Write out the entire listing below exactly as it appears, minus any pictures.

======

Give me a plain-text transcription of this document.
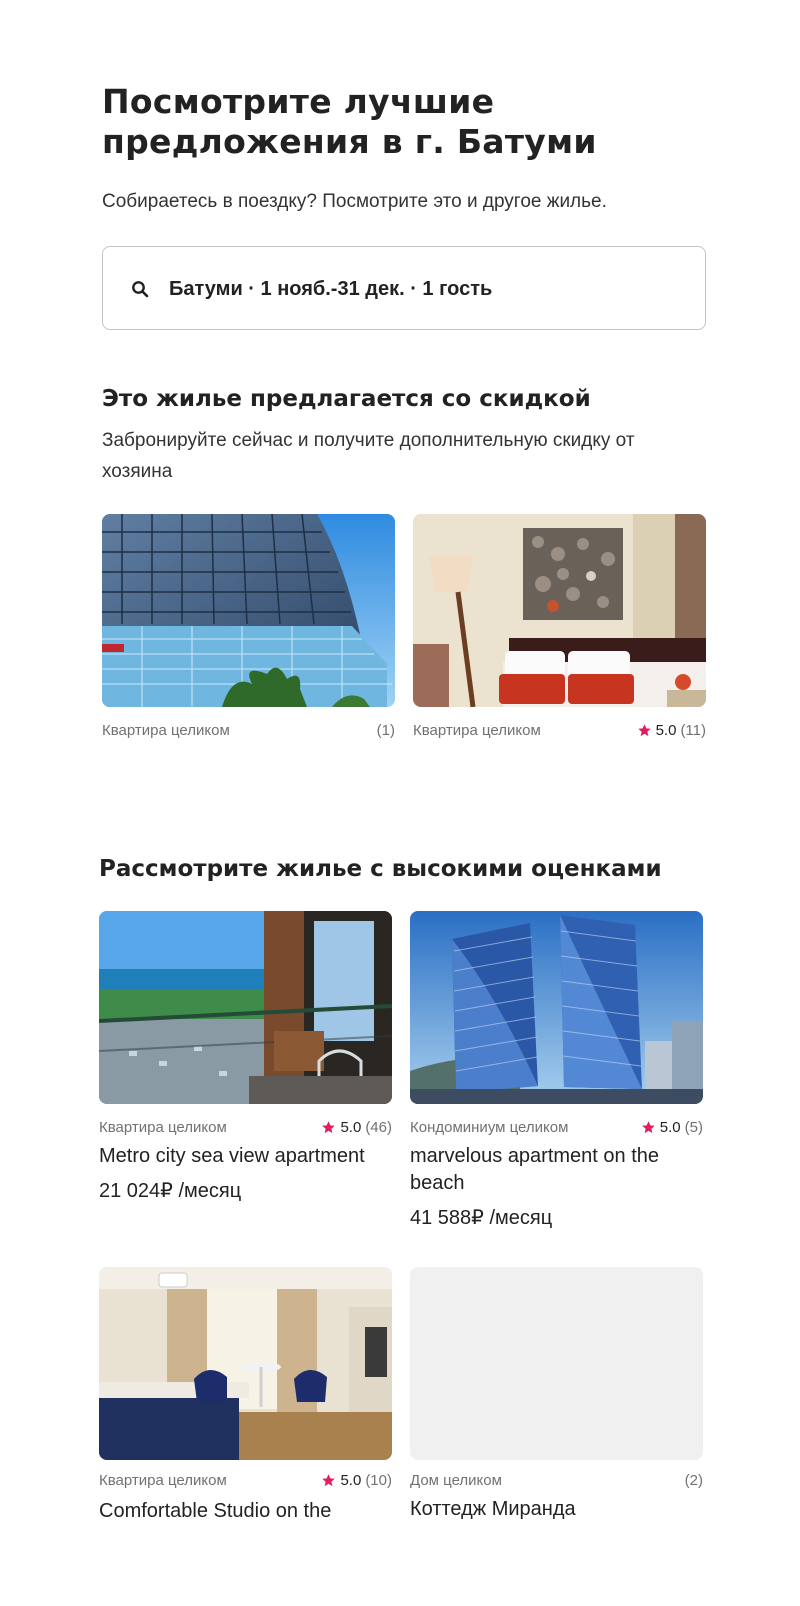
Посмотрите лучшие
предложения в г. Батуми
Собираетесь в поездку? Посмотрите это и другое жилье.
Батуми · 1 нояб.-31 дек. · 1 гость
Это жилье предлагается со скидкой
Забронируйте сейчас и получите дополнительную скидку от хозяина
Квартира целиком	(1) Квартира целиком	5.0 (11)
Рассмотрите жилье с высокими оценками
Квартира целиком	5.0 (46)
Metro city sea view apartment
21 024₽ /месяц
Кондоминиум целиком	5.0 (5)
marvelous apartment on the beach
41 588₽ /месяц
Квартира целиком	5.0 (10)
Comfortable Studio on the
Дом целиком	(2)
Коттедж Миранда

======

Finished exercise>
Give me a plain-text transcription of this document.
Посмотрите лучшие
предложения в г. Батуми
Собираетесь в поездку? Посмотрите это и другое жилье.
Батуми · 1 нояб.-31 дек. · 1 гость
Это жилье предлагается со скидкой
Забронируйте сейчас и получите дополнительную скидку от хозяина
Квартира целиком	(1) Квартира целиком	5.0 (11)
Рассмотрите жилье с высокими оценками
Квартира целиком	5.0 (46)
Metro city sea view apartment
21 024₽ /месяц
Кондоминиум целиком	5.0 (5)
marvelous apartment on the beach
41 588₽ /месяц
Квартира целиком	5.0 (10)
Comfortable Studio on the
Дом целиком	(2)
Коттедж Миранда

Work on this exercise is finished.